Skip the pictures. Repeat everything else in the records word for word.

— Start of EXERCISE INPUT —

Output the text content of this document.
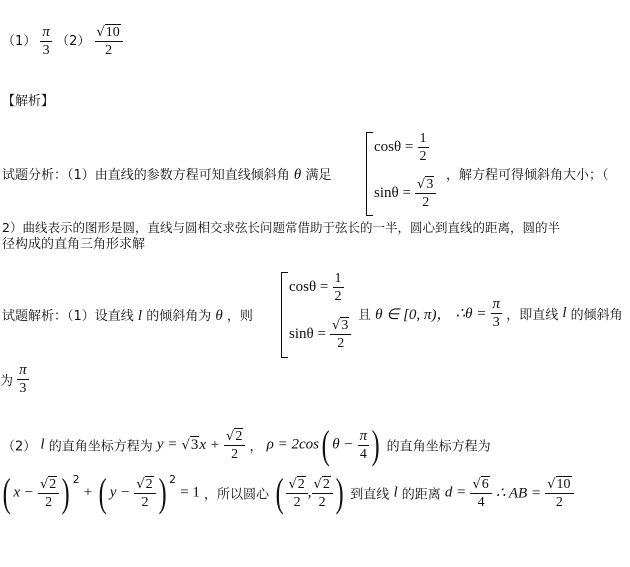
$(1) \frac{\pi}{3} (2) \frac{√10}{2}$
【解析】
试题分析：（1）由直线的参数方程可知直线倾斜角 θ 满足
$\cos\theta = \frac{1}{2}$
$\sin\theta = \frac{√3}{2}$
，解方程可得倾斜角大小；（
2）曲线表示的图形是圆，直线与圆相交求弦长问题常借助于弦长的一半，圆心到直线的距离，圆的半
径构成的直角三角形求解
试题解析：（1）设直线 l 的倾斜角为 θ ，则
$\cos\theta = \frac{1}{2}$
$\sin\theta = \frac{√3}{2}$
且 θ ∈ [0, π)， ∴θ = $\frac{\pi}{3}$ ，即直线 l 的倾斜角
为 $\frac{\pi}{3}$
（2） l 的直角坐标方程为 $y = √3x + \frac{√2}{2}$ ， ρ = 2cos( $\theta - \frac{\pi}{4}$ ) 的直角坐标方程为
( $x - \frac{√2}{2}$ ) $^2$ + ( $y - \frac{√2}{2}$ ) $^2$ = 1 ，所以圆心 ( $\frac{√2}{2}$ , $\frac{√2}{2}$ ) 到直线 l 的距离 $d = \frac{√6}{4}$ ∴ AB = $\frac{√10}{2}$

— End of EXERCISE INPUT —

→ **RESPONSE**
Output the text content of this document.
$(1) \frac{\pi}{3} (2) \frac{√10}{2}$
【解析】
试题分析：（1）由直线的参数方程可知直线倾斜角 θ 满足
$\cos\theta = \frac{1}{2}$
$\sin\theta = \frac{√3}{2}$
，解方程可得倾斜角大小；（
2）曲线表示的图形是圆，直线与圆相交求弦长问题常借助于弦长的一半，圆心到直线的距离，圆的半
径构成的直角三角形求解
试题解析：（1）设直线 l 的倾斜角为 θ ，则
$\cos\theta = \frac{1}{2}$
$\sin\theta = \frac{√3}{2}$
且 θ ∈ [0, π)， ∴θ = $\frac{\pi}{3}$ ，即直线 l 的倾斜角
为 $\frac{\pi}{3}$
（2） l 的直角坐标方程为 $y = √3x + \frac{√2}{2}$ ， ρ = 2cos( $\theta - \frac{\pi}{4}$ ) 的直角坐标方程为
( $x - \frac{√2}{2}$ ) $^2$ + ( $y - \frac{√2}{2}$ ) $^2$ = 1 ，所以圆心 ( $\frac{√2}{2}$ , $\frac{√2}{2}$ ) 到直线 l 的距离 $d = \frac{√6}{4}$ ∴ AB = $\frac{√10}{2}$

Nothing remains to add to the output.